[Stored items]
--*--
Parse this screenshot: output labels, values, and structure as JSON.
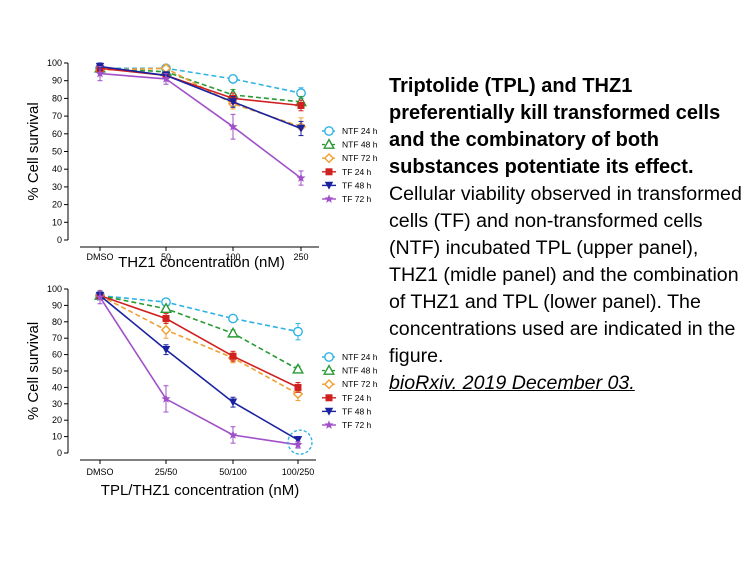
{
  "caption": {
    "title": "Triptolide (TPL) and THZ1 preferentially kill transformed cells and the combinatory of both substances potentiate its effect.",
    "body": "Cellular viability observed in transformed cells (TF) and non-transformed cells (NTF) incubated TPL (upper panel), THZ1 (midle panel) and the combination of THZ1 and TPL (lower panel). The concentrations  used are indicated in the figure.",
    "citation": "bioRxiv. 2019 December 03."
  },
  "colors": {
    "NTF 24 h": "#2fb3e3",
    "NTF 48 h": "#2a9a35",
    "NTF 72 h": "#f0a030",
    "TF 24 h": "#d02020",
    "TF 48 h": "#1a22a0",
    "TF 72 h": "#a050c8"
  },
  "chart_data": [
    {
      "type": "line",
      "title": "",
      "xlabel": "THZ1 concentration (nM)",
      "ylabel": "% Cell survival",
      "ylim": [
        0,
        100
      ],
      "yticks": [
        0,
        10,
        20,
        30,
        40,
        50,
        60,
        70,
        80,
        90,
        100
      ],
      "categories": [
        "DMSO",
        "50",
        "100",
        "250"
      ],
      "legend": "right",
      "series": [
        {
          "name": "NTF 24 h",
          "values": [
            97,
            97,
            91,
            83
          ],
          "errors": [
            2,
            2,
            2,
            3
          ]
        },
        {
          "name": "NTF 48 h",
          "values": [
            97,
            95,
            82,
            78
          ],
          "errors": [
            2,
            2,
            3,
            3
          ]
        },
        {
          "name": "NTF 72 h",
          "values": [
            96,
            97,
            77,
            64
          ],
          "errors": [
            2,
            2,
            3,
            5
          ]
        },
        {
          "name": "TF 24 h",
          "values": [
            97,
            93,
            80,
            76
          ],
          "errors": [
            2,
            2,
            3,
            3
          ]
        },
        {
          "name": "TF 48 h",
          "values": [
            98,
            93,
            78,
            63
          ],
          "errors": [
            2,
            2,
            3,
            4
          ]
        },
        {
          "name": "TF 72 h",
          "values": [
            94,
            91,
            64,
            35
          ],
          "errors": [
            4,
            3,
            7,
            4
          ]
        }
      ]
    },
    {
      "type": "line",
      "title": "",
      "xlabel": "TPL/THZ1 concentration (nM)",
      "ylabel": "% Cell survival",
      "ylim": [
        0,
        100
      ],
      "yticks": [
        0,
        10,
        20,
        30,
        40,
        50,
        60,
        70,
        80,
        90,
        100
      ],
      "categories": [
        "DMSO",
        "25/50",
        "50/100",
        "100/250"
      ],
      "legend": "right",
      "annotation": "dashed circle around 100/250 points",
      "series": [
        {
          "name": "NTF 24 h",
          "values": [
            96,
            92,
            82,
            74
          ],
          "errors": [
            2,
            2,
            2,
            5
          ]
        },
        {
          "name": "NTF 48 h",
          "values": [
            96,
            88,
            73,
            51
          ],
          "errors": [
            2,
            2,
            2,
            2
          ]
        },
        {
          "name": "NTF 72 h",
          "values": [
            96,
            75,
            58,
            36
          ],
          "errors": [
            2,
            5,
            3,
            4
          ]
        },
        {
          "name": "TF 24 h",
          "values": [
            96,
            82,
            59,
            40
          ],
          "errors": [
            2,
            3,
            3,
            3
          ]
        },
        {
          "name": "TF 48 h",
          "values": [
            96,
            63,
            31,
            8
          ],
          "errors": [
            2,
            3,
            3,
            2
          ]
        },
        {
          "name": "TF 72 h",
          "values": [
            95,
            33,
            11,
            5
          ],
          "errors": [
            4,
            8,
            5,
            2
          ]
        }
      ]
    }
  ]
}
--*--
## WHAT TO WORK ON
"transformed" is the word to look for; copy every line of the data that has it.

## ANSWER SPACE
    "title": "Triptolide (TPL) and THZ1 preferentially kill transformed cells and the combinatory of both substances potentiate its effect.",
    "body": "Cellular viability observed in transformed cells (TF) and non-transformed cells (NTF) incubated TPL (upper panel), THZ1 (midle panel) and the combination of THZ1 and TPL (lower panel). The concentrations  used are indicated in the figure.",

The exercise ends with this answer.